(Data records)
— START —

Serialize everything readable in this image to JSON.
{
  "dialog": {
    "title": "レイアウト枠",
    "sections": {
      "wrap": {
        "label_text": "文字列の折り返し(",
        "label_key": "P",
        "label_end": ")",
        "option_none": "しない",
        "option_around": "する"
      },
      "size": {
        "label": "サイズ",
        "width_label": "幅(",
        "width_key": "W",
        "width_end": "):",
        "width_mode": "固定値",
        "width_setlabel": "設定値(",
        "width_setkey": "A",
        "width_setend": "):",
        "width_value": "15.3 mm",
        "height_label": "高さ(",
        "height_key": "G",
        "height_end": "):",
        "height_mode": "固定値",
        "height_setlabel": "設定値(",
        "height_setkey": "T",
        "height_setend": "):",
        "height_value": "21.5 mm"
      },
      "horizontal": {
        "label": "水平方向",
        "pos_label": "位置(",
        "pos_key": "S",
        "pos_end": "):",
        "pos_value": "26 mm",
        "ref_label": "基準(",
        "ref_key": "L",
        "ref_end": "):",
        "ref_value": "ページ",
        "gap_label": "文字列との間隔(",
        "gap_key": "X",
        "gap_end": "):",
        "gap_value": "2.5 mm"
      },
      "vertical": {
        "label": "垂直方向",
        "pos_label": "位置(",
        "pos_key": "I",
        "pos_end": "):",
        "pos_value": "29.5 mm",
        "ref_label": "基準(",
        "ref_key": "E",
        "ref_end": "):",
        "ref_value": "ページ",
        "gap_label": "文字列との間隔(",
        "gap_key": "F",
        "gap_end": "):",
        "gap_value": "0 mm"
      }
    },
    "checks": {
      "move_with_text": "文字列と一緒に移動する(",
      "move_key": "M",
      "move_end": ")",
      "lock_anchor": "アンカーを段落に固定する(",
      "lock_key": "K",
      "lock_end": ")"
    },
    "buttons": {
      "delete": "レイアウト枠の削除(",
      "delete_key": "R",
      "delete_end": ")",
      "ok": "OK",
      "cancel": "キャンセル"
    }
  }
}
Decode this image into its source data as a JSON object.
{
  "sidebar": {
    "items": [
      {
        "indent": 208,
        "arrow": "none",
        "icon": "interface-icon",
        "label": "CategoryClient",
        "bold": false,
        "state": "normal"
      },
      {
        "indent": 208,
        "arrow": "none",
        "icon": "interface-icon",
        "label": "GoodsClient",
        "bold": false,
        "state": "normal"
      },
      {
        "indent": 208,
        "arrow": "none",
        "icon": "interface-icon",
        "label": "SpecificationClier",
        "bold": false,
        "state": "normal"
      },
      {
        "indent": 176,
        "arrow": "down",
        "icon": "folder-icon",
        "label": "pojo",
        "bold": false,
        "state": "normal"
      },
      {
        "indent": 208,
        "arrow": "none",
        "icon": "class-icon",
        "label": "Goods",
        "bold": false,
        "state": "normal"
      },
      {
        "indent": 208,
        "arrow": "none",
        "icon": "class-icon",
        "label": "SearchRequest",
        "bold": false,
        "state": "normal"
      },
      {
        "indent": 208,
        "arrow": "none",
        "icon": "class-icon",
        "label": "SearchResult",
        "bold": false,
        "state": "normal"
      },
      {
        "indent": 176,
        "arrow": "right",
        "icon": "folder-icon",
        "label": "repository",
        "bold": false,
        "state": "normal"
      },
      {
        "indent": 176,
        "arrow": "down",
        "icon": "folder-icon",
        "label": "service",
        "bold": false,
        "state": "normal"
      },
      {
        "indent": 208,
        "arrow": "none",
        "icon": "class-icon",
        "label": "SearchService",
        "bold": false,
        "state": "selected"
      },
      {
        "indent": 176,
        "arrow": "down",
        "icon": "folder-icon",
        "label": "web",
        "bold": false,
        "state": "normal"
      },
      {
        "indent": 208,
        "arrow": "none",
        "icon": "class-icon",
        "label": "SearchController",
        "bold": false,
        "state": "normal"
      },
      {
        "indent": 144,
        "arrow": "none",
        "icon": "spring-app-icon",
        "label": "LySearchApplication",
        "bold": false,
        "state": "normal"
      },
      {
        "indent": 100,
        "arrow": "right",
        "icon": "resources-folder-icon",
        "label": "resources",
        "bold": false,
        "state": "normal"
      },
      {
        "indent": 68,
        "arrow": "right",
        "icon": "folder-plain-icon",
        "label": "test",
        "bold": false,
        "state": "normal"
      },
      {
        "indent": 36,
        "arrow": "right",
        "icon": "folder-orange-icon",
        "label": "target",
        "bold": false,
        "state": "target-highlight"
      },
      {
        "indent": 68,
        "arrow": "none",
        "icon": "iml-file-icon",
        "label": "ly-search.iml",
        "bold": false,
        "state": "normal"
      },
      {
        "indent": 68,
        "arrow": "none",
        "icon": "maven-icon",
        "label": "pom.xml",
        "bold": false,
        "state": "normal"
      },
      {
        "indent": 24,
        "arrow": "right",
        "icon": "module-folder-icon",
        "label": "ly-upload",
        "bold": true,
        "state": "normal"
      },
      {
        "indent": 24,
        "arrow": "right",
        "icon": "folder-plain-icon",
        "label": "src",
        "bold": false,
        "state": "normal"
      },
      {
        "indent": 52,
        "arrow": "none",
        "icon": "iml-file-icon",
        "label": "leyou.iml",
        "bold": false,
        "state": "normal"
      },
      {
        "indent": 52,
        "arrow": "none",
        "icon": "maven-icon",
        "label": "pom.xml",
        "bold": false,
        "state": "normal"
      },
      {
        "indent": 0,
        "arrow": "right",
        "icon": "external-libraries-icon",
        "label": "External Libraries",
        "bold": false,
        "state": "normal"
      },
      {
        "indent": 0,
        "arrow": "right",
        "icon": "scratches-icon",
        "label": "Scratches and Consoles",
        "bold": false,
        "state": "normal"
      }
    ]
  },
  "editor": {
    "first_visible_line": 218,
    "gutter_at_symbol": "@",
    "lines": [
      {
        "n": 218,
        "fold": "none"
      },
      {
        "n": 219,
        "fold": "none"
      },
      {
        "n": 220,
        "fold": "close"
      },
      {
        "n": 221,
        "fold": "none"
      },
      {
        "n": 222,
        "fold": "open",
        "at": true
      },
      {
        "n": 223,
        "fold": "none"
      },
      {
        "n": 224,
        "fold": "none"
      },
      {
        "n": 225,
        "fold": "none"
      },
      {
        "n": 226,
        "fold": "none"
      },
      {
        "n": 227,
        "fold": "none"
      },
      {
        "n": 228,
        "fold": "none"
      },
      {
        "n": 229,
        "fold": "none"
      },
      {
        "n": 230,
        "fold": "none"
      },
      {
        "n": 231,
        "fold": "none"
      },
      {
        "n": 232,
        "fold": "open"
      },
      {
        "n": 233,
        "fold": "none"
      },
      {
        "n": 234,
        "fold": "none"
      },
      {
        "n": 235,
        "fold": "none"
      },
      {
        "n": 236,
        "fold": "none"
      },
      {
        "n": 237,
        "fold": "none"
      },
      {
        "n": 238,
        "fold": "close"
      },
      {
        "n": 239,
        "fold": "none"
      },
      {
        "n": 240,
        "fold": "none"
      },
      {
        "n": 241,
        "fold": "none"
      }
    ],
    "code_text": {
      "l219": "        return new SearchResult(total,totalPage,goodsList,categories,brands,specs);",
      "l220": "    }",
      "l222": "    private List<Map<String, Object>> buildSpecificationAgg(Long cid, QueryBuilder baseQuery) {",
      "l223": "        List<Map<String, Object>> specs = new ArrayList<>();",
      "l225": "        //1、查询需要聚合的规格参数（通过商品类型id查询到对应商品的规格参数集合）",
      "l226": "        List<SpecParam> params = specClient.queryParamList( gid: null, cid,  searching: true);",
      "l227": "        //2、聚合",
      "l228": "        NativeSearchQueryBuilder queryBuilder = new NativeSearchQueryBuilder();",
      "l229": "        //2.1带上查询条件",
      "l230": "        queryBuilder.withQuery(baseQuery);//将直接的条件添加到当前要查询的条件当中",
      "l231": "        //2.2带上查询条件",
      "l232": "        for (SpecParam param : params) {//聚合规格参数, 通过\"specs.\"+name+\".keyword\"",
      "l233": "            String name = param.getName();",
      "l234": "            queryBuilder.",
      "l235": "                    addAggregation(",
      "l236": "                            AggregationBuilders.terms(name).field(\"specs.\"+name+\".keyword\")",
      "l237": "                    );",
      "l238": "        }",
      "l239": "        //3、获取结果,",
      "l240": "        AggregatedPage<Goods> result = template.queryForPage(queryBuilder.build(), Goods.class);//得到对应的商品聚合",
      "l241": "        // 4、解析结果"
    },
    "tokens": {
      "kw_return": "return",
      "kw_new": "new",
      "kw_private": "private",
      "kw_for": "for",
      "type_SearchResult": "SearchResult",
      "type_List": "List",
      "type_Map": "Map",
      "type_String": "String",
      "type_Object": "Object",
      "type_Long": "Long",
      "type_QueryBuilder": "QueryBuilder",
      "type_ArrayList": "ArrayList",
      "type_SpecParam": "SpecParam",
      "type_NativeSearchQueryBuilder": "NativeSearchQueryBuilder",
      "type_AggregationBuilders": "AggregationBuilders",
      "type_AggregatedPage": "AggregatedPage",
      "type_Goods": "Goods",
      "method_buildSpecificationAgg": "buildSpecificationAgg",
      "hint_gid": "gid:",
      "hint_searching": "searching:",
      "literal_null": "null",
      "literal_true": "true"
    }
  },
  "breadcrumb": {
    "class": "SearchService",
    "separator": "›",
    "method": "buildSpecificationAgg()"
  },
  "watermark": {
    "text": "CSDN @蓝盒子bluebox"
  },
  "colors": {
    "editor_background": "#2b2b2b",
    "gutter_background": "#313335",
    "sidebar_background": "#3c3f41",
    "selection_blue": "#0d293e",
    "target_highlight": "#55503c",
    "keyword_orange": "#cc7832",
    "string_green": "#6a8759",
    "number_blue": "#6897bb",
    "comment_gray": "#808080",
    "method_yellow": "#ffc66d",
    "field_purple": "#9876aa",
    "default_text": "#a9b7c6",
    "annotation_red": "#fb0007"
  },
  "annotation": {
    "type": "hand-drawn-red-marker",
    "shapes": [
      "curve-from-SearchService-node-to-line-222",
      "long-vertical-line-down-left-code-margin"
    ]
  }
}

— END —

▶ **TO BE DONE**:
The word "return" may occur in lines of the records. Report how many such lines there are, giving only the number.

▶ **SOLUTION**:
2